> **REQUIRED TASK**:
Below are records to be output exactly, every one of them.

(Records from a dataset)
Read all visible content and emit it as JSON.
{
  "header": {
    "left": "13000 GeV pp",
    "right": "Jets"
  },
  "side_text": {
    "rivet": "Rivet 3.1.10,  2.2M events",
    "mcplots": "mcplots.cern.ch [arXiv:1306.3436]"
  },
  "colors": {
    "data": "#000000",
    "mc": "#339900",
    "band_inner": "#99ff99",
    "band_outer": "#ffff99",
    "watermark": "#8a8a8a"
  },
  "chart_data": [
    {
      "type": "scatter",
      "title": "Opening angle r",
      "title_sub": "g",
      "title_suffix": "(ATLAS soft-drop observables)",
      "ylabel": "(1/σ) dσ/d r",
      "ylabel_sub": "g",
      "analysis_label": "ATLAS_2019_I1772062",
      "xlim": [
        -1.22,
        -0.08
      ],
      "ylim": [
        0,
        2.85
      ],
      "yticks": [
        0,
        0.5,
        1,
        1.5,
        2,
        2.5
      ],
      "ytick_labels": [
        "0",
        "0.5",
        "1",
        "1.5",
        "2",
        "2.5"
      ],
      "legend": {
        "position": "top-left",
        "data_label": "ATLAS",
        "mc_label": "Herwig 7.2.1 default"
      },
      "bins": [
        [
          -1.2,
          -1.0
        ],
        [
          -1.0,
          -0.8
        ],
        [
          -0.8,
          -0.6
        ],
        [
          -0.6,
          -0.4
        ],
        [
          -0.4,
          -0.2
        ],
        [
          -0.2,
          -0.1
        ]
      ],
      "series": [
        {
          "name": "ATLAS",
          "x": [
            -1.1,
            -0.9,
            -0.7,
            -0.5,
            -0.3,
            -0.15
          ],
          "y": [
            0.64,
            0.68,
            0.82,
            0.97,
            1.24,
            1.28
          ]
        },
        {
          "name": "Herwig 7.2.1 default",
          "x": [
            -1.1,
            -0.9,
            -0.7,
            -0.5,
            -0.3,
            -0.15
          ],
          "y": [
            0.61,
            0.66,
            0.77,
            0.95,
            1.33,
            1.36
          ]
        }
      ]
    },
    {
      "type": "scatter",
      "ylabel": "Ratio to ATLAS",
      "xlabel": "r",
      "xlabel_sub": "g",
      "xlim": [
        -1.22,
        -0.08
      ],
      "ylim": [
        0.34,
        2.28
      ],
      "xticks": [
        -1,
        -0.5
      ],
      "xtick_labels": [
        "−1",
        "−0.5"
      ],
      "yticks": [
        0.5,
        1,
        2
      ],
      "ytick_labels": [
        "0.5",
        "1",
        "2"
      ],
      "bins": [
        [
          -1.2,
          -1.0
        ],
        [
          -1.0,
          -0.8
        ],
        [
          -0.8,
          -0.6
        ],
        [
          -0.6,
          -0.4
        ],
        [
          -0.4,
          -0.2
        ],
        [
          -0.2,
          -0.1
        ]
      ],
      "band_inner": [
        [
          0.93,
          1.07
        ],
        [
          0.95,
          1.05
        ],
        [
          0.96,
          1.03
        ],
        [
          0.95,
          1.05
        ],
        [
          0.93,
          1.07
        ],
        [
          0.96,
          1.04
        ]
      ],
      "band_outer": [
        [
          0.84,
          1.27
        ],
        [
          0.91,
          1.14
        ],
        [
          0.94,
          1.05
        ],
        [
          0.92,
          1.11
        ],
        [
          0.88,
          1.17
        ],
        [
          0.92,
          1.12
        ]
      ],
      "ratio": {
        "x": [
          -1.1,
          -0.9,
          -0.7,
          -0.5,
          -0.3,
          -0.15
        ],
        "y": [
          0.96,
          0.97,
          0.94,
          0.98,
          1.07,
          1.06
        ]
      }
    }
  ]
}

> **EXERCISE RESPONSE**:
Read all visible content and emit it as JSON.
{
  "header": {
    "left": "13000 GeV pp",
    "right": "Jets"
  },
  "side_text": {
    "rivet": "Rivet 3.1.10,  2.2M events",
    "mcplots": "mcplots.cern.ch [arXiv:1306.3436]"
  },
  "colors": {
    "data": "#000000",
    "mc": "#339900",
    "band_inner": "#99ff99",
    "band_outer": "#ffff99",
    "watermark": "#8a8a8a"
  },
  "chart_data": [
    {
      "type": "scatter",
      "title": "Opening angle r",
      "title_sub": "g",
      "title_suffix": "(ATLAS soft-drop observables)",
      "ylabel": "(1/σ) dσ/d r",
      "ylabel_sub": "g",
      "analysis_label": "ATLAS_2019_I1772062",
      "xlim": [
        -1.22,
        -0.08
      ],
      "ylim": [
        0,
        2.85
      ],
      "yticks": [
        0,
        0.5,
        1,
        1.5,
        2,
        2.5
      ],
      "ytick_labels": [
        "0",
        "0.5",
        "1",
        "1.5",
        "2",
        "2.5"
      ],
      "legend": {
        "position": "top-left",
        "data_label": "ATLAS",
        "mc_label": "Herwig 7.2.1 default"
      },
      "bins": [
        [
          -1.2,
          -1.0
        ],
        [
          -1.0,
          -0.8
        ],
        [
          -0.8,
          -0.6
        ],
        [
          -0.6,
          -0.4
        ],
        [
          -0.4,
          -0.2
        ],
        [
          -0.2,
          -0.1
        ]
      ],
      "series": [
        {
          "name": "ATLAS",
          "x": [
            -1.1,
            -0.9,
            -0.7,
            -0.5,
            -0.3,
            -0.15
          ],
          "y": [
            0.64,
            0.68,
            0.82,
            0.97,
            1.24,
            1.28
          ]
        },
        {
          "name": "Herwig 7.2.1 default",
          "x": [
            -1.1,
            -0.9,
            -0.7,
            -0.5,
            -0.3,
            -0.15
          ],
          "y": [
            0.61,
            0.66,
            0.77,
            0.95,
            1.33,
            1.36
          ]
        }
      ]
    },
    {
      "type": "scatter",
      "ylabel": "Ratio to ATLAS",
      "xlabel": "r",
      "xlabel_sub": "g",
      "xlim": [
        -1.22,
        -0.08
      ],
      "ylim": [
        0.34,
        2.28
      ],
      "xticks": [
        -1,
        -0.5
      ],
      "xtick_labels": [
        "−1",
        "−0.5"
      ],
      "yticks": [
        0.5,
        1,
        2
      ],
      "ytick_labels": [
        "0.5",
        "1",
        "2"
      ],
      "bins": [
        [
          -1.2,
          -1.0
        ],
        [
          -1.0,
          -0.8
        ],
        [
          -0.8,
          -0.6
        ],
        [
          -0.6,
          -0.4
        ],
        [
          -0.4,
          -0.2
        ],
        [
          -0.2,
          -0.1
        ]
      ],
      "band_inner": [
        [
          0.93,
          1.07
        ],
        [
          0.95,
          1.05
        ],
        [
          0.96,
          1.03
        ],
        [
          0.95,
          1.05
        ],
        [
          0.93,
          1.07
        ],
        [
          0.96,
          1.04
        ]
      ],
      "band_outer": [
        [
          0.84,
          1.27
        ],
        [
          0.91,
          1.14
        ],
        [
          0.94,
          1.05
        ],
        [
          0.92,
          1.11
        ],
        [
          0.88,
          1.17
        ],
        [
          0.92,
          1.12
        ]
      ],
      "ratio": {
        "x": [
          -1.1,
          -0.9,
          -0.7,
          -0.5,
          -0.3,
          -0.15
        ],
        "y": [
          0.96,
          0.97,
          0.94,
          0.98,
          1.07,
          1.06
        ]
      }
    }
  ]
}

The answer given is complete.